— begin Extract to read —

Purpose of the Study:

  • To systematically investigate nanomechanical dissipation in GaAs optomechanical disk resonators.
  • To identify the dominant sources of dissipation at high frequencies (≈300 MHz).
  • To correlate dissipation mechanisms with microscopic properties and surface effects.

Main Methods:

  • Fabrication of high-frequency GaAs optomechanical disk resonators.
  • Measurements of mechanical dissipation at cryogenic (3 K) and room temperatures (300 K).
  • Analysis using phonon-phonon interaction models and two-level system (TLS) models.
  • Surface modification via atomic layer deposition (ALD) of alumina.

Main Results:

  • Phonon-phonon interactions contribute a temperature-dependent loss background, diminishing at cryogenic temperatures.
  • Surface dissipation is significant, as evidenced by changes in quality factor after alumina ALD.

— end Extract to read —
— begin Information supplied —

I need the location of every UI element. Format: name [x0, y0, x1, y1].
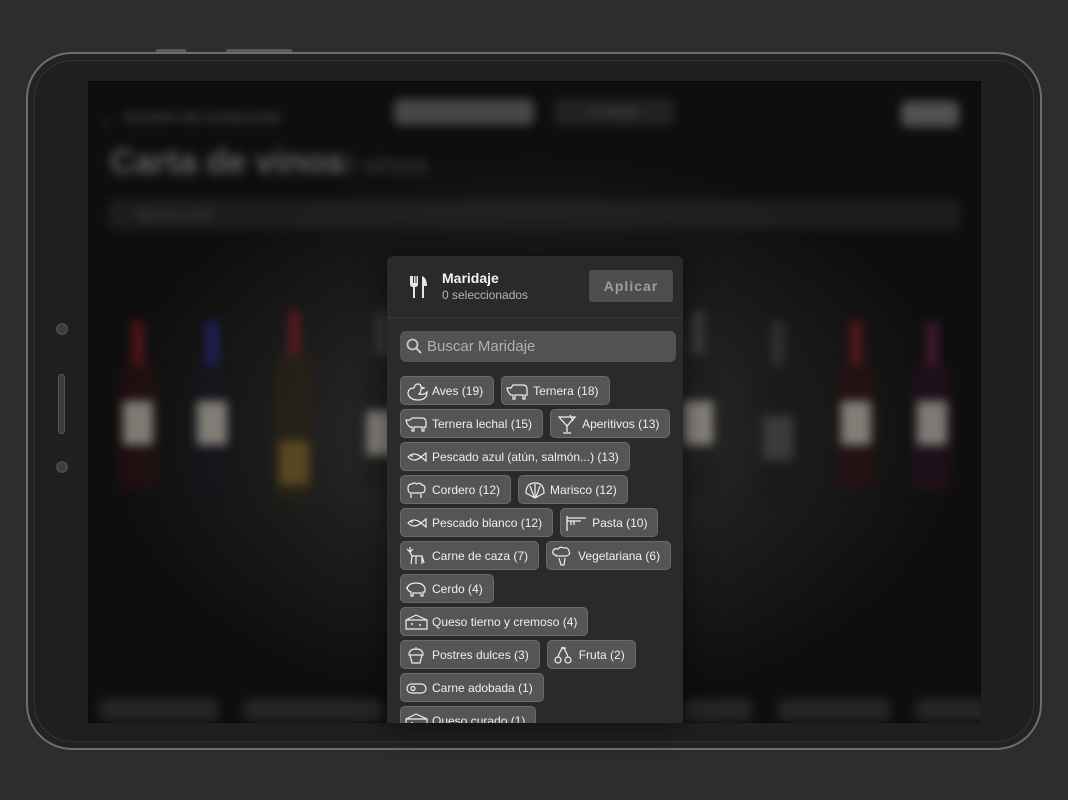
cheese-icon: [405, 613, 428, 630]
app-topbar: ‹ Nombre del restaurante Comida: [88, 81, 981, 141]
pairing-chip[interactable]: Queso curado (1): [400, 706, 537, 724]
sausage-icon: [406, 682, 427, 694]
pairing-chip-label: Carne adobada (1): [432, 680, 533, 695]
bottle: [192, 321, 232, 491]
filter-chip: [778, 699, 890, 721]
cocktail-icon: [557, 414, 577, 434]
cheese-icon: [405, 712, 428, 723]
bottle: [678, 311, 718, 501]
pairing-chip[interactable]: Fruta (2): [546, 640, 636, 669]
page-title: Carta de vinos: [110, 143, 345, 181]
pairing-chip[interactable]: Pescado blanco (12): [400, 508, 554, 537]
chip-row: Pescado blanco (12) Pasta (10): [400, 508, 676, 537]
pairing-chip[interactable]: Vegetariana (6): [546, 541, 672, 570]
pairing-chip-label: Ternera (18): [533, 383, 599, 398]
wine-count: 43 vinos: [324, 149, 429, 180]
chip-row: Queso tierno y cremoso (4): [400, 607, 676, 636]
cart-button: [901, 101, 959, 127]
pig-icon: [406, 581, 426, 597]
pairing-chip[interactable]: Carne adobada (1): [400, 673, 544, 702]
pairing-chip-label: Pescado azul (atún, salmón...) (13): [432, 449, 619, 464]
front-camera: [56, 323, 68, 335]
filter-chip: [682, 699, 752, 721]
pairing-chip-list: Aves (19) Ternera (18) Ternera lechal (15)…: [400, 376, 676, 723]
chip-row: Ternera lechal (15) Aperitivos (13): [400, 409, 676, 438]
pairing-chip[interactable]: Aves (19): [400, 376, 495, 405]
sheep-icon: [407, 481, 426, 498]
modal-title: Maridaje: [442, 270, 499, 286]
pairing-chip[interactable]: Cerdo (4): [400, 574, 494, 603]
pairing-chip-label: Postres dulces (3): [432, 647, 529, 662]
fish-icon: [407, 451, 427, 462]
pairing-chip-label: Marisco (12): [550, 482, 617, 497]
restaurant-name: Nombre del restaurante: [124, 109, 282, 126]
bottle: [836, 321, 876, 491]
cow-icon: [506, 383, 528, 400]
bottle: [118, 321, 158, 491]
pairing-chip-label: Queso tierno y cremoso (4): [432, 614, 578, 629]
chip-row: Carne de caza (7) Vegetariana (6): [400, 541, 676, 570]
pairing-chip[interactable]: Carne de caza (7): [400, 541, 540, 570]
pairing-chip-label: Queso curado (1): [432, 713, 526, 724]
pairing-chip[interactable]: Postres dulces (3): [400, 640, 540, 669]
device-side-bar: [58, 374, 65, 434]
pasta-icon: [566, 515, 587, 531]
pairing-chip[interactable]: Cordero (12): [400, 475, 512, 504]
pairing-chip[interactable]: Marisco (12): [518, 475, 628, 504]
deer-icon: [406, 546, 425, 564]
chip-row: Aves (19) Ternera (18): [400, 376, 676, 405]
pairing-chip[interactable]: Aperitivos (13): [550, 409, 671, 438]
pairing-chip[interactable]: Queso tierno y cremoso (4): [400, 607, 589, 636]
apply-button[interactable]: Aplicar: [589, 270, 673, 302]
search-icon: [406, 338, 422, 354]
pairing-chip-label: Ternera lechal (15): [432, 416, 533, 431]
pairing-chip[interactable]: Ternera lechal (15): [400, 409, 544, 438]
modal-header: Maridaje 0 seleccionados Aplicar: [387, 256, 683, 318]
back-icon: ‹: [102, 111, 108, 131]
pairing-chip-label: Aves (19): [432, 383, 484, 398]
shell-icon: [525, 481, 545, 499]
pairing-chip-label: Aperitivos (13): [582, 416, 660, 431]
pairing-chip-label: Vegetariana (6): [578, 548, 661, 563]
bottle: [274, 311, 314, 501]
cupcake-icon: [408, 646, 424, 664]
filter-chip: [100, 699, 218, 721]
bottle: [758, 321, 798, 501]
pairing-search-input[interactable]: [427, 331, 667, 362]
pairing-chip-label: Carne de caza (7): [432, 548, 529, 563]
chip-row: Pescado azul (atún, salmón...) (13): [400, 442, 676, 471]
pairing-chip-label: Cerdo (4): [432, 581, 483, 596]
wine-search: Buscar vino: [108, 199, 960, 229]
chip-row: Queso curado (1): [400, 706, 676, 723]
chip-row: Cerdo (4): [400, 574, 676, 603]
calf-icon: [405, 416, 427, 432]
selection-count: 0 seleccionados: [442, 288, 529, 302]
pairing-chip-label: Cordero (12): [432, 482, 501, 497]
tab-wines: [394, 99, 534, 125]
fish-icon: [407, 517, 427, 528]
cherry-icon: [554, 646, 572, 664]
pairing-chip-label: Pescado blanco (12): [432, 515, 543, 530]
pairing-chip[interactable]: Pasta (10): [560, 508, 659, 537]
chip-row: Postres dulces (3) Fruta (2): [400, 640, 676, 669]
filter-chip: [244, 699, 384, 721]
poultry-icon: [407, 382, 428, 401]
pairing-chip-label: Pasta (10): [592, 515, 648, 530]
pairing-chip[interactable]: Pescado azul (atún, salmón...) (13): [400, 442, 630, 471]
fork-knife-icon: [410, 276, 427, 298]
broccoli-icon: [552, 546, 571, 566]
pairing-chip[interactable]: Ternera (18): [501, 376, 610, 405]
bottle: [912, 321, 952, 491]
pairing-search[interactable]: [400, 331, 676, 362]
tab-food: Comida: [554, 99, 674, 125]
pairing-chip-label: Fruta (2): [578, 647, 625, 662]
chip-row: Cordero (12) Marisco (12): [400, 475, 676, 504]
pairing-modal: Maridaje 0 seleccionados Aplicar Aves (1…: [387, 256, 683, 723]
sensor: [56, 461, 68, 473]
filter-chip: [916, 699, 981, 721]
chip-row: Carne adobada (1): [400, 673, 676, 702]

— end Information supplied —
— begin Information supplied —

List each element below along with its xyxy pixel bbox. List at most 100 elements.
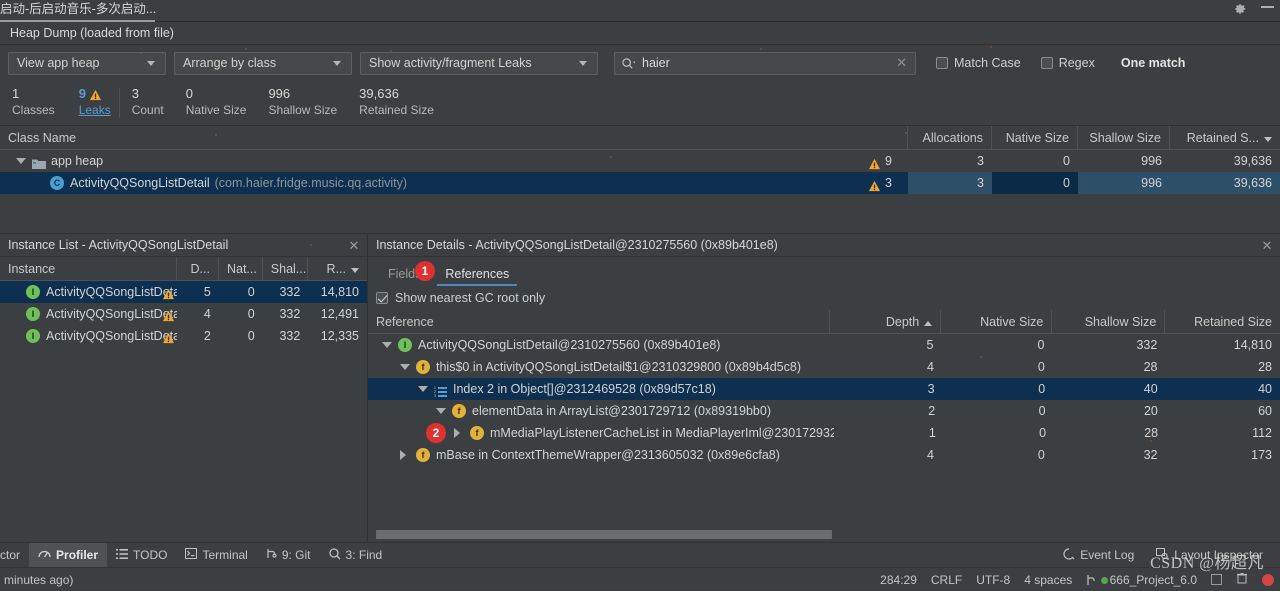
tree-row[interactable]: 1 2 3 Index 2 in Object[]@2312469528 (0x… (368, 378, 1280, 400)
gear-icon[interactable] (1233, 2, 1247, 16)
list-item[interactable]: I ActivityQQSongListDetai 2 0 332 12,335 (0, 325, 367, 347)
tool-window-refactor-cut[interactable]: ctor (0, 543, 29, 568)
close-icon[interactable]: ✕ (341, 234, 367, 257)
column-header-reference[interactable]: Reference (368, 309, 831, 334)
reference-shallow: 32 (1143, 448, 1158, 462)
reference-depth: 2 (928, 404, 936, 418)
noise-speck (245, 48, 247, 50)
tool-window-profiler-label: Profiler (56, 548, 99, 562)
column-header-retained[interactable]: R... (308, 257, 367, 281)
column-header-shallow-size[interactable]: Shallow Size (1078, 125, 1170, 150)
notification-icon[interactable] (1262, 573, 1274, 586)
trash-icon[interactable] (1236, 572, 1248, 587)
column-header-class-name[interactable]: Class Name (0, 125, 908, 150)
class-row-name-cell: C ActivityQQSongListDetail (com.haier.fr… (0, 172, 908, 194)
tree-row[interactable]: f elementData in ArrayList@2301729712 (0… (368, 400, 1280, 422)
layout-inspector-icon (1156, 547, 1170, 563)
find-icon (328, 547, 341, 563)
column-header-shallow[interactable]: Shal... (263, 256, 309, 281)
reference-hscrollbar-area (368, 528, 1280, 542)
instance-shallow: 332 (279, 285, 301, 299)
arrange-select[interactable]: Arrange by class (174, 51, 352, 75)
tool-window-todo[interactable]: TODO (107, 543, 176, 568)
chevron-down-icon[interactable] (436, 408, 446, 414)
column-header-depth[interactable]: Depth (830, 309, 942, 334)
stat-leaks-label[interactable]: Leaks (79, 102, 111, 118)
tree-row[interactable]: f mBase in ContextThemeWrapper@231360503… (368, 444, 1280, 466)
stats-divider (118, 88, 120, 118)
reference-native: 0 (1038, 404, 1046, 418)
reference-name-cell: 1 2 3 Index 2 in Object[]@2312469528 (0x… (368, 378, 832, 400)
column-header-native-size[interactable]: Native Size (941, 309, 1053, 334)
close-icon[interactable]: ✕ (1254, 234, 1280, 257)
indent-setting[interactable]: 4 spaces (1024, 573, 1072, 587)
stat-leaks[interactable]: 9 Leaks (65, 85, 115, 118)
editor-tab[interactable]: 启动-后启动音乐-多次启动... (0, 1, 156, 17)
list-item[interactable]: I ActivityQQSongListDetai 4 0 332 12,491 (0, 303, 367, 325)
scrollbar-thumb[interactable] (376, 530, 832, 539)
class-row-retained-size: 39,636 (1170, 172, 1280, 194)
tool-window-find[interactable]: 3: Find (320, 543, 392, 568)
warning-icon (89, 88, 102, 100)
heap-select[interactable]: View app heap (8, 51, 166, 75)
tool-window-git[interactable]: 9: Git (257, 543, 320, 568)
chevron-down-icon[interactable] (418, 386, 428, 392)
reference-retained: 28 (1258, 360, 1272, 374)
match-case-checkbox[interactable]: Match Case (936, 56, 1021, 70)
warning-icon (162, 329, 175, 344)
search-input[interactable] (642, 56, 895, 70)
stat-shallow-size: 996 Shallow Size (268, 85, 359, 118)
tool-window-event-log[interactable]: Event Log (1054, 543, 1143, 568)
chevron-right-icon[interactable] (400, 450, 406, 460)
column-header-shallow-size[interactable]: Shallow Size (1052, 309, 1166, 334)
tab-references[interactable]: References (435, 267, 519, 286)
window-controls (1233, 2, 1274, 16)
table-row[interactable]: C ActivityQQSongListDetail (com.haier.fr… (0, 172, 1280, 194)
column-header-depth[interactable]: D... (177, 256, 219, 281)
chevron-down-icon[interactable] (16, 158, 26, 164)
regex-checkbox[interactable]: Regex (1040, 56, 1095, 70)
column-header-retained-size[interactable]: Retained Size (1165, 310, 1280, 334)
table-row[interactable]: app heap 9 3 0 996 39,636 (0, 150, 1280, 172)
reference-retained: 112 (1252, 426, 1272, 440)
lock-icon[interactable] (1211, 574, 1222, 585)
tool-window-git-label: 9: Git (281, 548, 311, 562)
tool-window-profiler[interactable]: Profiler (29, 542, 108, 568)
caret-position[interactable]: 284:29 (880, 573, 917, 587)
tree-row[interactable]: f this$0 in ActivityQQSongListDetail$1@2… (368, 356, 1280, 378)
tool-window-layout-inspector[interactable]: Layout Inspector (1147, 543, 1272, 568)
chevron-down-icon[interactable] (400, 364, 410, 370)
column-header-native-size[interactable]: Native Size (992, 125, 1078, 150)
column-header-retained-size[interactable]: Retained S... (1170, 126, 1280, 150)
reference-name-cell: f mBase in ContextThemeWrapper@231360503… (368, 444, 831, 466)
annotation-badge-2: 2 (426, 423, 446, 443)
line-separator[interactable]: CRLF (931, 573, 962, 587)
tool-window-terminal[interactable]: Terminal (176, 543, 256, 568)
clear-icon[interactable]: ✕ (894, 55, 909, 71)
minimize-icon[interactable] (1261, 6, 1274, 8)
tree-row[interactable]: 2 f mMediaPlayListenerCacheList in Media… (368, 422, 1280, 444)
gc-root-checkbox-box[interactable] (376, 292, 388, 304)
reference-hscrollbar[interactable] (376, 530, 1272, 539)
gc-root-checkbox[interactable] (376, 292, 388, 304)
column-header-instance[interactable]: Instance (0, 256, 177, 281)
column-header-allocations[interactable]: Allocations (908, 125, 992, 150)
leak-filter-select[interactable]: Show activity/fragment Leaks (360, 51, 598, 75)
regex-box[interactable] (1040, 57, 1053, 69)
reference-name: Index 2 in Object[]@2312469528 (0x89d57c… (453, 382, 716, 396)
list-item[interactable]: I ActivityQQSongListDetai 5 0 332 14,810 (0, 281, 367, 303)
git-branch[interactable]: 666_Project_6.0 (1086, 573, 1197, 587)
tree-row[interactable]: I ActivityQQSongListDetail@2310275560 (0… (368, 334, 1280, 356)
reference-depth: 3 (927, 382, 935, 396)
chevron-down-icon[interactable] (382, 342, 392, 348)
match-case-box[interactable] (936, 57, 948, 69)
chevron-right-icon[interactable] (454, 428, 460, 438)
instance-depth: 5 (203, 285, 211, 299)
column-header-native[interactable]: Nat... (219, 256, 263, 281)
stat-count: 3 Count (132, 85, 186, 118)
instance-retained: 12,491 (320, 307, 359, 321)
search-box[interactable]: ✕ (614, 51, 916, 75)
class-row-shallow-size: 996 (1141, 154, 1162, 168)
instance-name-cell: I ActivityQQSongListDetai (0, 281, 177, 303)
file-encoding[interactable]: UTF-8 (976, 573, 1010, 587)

— end Information supplied —
— begin Information supplied —

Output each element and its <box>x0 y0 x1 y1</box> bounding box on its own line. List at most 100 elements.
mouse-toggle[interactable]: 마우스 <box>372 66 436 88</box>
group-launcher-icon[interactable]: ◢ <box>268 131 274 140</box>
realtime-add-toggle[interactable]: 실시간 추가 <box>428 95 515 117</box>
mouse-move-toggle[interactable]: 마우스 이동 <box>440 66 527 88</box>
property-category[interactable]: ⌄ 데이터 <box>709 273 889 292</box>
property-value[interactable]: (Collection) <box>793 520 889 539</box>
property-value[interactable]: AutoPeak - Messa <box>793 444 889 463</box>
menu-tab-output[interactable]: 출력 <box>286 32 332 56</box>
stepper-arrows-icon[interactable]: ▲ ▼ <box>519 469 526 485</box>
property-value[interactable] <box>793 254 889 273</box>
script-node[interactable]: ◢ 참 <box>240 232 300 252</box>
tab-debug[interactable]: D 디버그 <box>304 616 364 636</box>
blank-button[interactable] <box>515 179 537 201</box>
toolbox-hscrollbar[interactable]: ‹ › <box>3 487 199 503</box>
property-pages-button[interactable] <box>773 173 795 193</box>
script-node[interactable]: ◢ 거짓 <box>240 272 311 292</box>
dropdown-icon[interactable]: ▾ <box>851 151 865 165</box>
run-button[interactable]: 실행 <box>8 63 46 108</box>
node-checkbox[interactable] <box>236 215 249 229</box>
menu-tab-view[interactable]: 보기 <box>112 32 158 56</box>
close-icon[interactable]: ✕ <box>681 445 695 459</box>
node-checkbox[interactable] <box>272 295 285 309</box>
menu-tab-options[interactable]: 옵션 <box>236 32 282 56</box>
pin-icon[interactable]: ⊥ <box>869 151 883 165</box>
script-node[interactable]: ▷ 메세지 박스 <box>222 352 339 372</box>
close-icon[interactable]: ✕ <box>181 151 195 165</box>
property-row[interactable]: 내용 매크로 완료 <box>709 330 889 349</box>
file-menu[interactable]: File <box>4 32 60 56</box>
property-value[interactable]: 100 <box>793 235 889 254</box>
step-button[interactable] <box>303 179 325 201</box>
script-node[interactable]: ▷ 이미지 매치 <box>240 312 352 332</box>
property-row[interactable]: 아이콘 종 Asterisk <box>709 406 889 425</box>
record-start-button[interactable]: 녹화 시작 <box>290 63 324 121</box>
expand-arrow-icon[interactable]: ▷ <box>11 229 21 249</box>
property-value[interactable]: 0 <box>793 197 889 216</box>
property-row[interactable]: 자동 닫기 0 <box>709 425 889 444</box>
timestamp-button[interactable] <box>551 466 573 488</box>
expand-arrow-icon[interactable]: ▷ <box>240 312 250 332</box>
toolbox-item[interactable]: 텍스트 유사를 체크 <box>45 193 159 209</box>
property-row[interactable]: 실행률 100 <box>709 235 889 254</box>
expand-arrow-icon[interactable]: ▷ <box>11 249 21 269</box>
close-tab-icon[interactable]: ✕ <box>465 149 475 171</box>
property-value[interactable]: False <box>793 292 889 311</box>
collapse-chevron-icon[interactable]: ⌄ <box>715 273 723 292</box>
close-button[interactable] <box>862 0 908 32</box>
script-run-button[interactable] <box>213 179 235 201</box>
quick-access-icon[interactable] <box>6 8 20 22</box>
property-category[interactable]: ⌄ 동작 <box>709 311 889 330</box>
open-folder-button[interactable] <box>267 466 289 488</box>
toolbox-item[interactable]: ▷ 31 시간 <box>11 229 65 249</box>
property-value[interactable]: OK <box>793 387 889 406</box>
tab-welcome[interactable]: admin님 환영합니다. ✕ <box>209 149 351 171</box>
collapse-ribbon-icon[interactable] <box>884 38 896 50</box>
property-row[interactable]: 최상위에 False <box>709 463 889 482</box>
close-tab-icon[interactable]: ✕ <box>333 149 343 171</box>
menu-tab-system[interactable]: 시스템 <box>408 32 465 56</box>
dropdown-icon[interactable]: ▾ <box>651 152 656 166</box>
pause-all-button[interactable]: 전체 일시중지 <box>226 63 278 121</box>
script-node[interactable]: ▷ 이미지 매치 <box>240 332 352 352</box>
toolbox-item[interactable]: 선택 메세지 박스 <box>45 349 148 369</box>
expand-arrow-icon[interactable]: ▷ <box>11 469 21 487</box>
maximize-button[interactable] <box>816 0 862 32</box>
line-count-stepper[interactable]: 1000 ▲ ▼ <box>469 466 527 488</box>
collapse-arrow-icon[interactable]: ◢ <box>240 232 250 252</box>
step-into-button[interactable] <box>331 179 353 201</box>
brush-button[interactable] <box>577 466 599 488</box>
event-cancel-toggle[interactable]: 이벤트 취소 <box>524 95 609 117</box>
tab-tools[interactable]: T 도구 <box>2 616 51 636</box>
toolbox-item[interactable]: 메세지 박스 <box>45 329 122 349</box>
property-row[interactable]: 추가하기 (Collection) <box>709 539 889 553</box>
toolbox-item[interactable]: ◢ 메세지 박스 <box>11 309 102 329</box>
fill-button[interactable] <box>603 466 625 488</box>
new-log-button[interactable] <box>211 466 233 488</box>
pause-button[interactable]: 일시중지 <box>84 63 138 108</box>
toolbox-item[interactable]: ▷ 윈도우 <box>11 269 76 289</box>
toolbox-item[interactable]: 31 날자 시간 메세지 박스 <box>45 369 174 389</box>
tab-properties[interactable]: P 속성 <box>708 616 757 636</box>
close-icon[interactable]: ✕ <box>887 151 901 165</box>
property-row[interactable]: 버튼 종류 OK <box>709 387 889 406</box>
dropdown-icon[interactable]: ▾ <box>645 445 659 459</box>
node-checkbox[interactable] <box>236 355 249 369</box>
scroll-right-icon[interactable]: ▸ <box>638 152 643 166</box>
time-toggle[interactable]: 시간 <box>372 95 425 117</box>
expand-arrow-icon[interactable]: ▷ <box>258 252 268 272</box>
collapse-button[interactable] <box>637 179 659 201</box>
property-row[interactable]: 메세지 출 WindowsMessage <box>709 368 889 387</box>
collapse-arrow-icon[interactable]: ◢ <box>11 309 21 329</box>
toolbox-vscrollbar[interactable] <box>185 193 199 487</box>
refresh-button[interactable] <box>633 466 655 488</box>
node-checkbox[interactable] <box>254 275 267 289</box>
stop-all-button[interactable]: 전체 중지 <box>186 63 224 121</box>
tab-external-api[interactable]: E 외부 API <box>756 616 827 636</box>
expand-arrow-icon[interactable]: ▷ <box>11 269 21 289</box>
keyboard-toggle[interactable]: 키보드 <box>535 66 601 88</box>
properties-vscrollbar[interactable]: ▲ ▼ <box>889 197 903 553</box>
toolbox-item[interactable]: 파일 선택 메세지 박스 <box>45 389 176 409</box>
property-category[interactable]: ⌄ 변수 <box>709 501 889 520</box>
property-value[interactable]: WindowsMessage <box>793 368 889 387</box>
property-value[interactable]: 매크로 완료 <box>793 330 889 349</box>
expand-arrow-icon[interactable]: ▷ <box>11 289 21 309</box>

— end Information supplied —

> _Request 1_
In the study summary, update the part starting with "Purpose of the" and going on through "high-frequency GaAs optomechanical disk resonators." by replacing "GaAs" with "gallium arsenide".
> _Request 2_
According to the study summary, at what two temperatures was mechanical dissipation measured?
> _Request 3_
Pick up the summary of the GaAs disk resonator study from its last line and continue it.

> _Right answer 1_
Purpose of the Study:

  • To systematically investigate nanomechanical dissipation in gallium arsenide optomechanical disk resonators.
  • To identify the dominant sources of dissipation at high frequencies (≈300 MHz).
  • To correlate dissipation mechanisms with microscopic properties and surface effects.

Main Methods:

  • Fabrication of high-frequency gallium arsenide optomechanical disk resonators.

> _Right answer 2_
At a cryogenic 3 K and at room temperature, 300 K.

> _Right answer 3_
  • The temperature dependence of dissipation is accurately described by TLS models.
  • TLS, particularly at surfaces, are identified as the primary cause of damping and fluctuations.

Conclusions:

  • Nanomechanical dissipation in GaAs optomechanical resonators is governed by microscopic properties, specifically TLS.
  • Surface-localized TLS play a critical role in damping and fluctuations from 3 K to 300 K.
  • Minimizing TLS, especially at surfaces, is essential for enhancing the performance of high-quality crystalline nanomechanical devices.